━━━━━ SUPPLIED RECORDS ━━━━━

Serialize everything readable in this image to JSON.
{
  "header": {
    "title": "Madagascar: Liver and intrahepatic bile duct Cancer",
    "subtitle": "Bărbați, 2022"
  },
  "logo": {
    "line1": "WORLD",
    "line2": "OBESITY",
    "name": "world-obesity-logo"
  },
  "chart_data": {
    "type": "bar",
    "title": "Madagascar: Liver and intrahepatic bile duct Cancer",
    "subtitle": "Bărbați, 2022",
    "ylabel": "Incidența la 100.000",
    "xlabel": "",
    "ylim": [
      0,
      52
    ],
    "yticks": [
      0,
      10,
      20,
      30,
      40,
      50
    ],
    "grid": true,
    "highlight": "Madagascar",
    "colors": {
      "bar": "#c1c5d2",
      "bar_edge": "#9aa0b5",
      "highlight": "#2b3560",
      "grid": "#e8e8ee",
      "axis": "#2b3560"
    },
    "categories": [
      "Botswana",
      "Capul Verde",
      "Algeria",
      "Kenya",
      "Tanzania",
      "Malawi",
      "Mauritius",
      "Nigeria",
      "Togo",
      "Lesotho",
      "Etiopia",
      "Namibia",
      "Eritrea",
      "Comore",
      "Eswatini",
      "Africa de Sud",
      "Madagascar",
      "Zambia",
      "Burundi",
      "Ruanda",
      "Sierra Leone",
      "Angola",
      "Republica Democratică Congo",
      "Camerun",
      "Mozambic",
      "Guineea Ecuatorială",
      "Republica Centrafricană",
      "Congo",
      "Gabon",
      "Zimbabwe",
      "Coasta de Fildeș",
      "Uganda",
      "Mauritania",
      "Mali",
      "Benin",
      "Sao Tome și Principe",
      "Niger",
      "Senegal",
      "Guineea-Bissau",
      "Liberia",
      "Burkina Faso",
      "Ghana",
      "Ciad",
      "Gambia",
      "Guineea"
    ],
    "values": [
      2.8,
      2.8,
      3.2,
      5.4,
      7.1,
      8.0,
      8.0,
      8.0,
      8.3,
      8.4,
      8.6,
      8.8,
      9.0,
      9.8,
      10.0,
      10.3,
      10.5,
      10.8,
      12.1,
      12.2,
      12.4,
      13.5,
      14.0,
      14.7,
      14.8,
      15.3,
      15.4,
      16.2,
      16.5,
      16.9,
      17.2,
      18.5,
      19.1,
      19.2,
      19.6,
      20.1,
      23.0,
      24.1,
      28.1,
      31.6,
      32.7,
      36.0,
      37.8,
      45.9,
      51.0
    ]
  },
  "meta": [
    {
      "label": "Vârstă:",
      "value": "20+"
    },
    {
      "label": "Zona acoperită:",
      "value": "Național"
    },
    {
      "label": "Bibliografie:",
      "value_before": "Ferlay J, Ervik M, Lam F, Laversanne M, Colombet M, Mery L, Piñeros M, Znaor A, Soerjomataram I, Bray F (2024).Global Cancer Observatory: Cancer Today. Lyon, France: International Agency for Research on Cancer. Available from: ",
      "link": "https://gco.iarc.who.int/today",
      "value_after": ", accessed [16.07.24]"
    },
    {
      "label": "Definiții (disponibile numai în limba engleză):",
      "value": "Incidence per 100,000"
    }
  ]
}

━━━━━

- [AIM OF THE TASK]: Reproduce each entry above exactly, keeping every word.

- [REPLY]:
Serialize everything readable in this image to JSON.
{
  "header": {
    "title": "Madagascar: Liver and intrahepatic bile duct Cancer",
    "subtitle": "Bărbați, 2022"
  },
  "logo": {
    "line1": "WORLD",
    "line2": "OBESITY",
    "name": "world-obesity-logo"
  },
  "chart_data": {
    "type": "bar",
    "title": "Madagascar: Liver and intrahepatic bile duct Cancer",
    "subtitle": "Bărbați, 2022",
    "ylabel": "Incidența la 100.000",
    "xlabel": "",
    "ylim": [
      0,
      52
    ],
    "yticks": [
      0,
      10,
      20,
      30,
      40,
      50
    ],
    "grid": true,
    "highlight": "Madagascar",
    "colors": {
      "bar": "#c1c5d2",
      "bar_edge": "#9aa0b5",
      "highlight": "#2b3560",
      "grid": "#e8e8ee",
      "axis": "#2b3560"
    },
    "categories": [
      "Botswana",
      "Capul Verde",
      "Algeria",
      "Kenya",
      "Tanzania",
      "Malawi",
      "Mauritius",
      "Nigeria",
      "Togo",
      "Lesotho",
      "Etiopia",
      "Namibia",
      "Eritrea",
      "Comore",
      "Eswatini",
      "Africa de Sud",
      "Madagascar",
      "Zambia",
      "Burundi",
      "Ruanda",
      "Sierra Leone",
      "Angola",
      "Republica Democratică Congo",
      "Camerun",
      "Mozambic",
      "Guineea Ecuatorială",
      "Republica Centrafricană",
      "Congo",
      "Gabon",
      "Zimbabwe",
      "Coasta de Fildeș",
      "Uganda",
      "Mauritania",
      "Mali",
      "Benin",
      "Sao Tome și Principe",
      "Niger",
      "Senegal",
      "Guineea-Bissau",
      "Liberia",
      "Burkina Faso",
      "Ghana",
      "Ciad",
      "Gambia",
      "Guineea"
    ],
    "values": [
      2.8,
      2.8,
      3.2,
      5.4,
      7.1,
      8.0,
      8.0,
      8.0,
      8.3,
      8.4,
      8.6,
      8.8,
      9.0,
      9.8,
      10.0,
      10.3,
      10.5,
      10.8,
      12.1,
      12.2,
      12.4,
      13.5,
      14.0,
      14.7,
      14.8,
      15.3,
      15.4,
      16.2,
      16.5,
      16.9,
      17.2,
      18.5,
      19.1,
      19.2,
      19.6,
      20.1,
      23.0,
      24.1,
      28.1,
      31.6,
      32.7,
      36.0,
      37.8,
      45.9,
      51.0
    ]
  },
  "meta": [
    {
      "label": "Vârstă:",
      "value": "20+"
    },
    {
      "label": "Zona acoperită:",
      "value": "Național"
    },
    {
      "label": "Bibliografie:",
      "value_before": "Ferlay J, Ervik M, Lam F, Laversanne M, Colombet M, Mery L, Piñeros M, Znaor A, Soerjomataram I, Bray F (2024).Global Cancer Observatory: Cancer Today. Lyon, France: International Agency for Research on Cancer. Available from: ",
      "link": "https://gco.iarc.who.int/today",
      "value_after": ", accessed [16.07.24]"
    },
    {
      "label": "Definiții (disponibile numai în limba engleză):",
      "value": "Incidence per 100,000"
    }
  ]
}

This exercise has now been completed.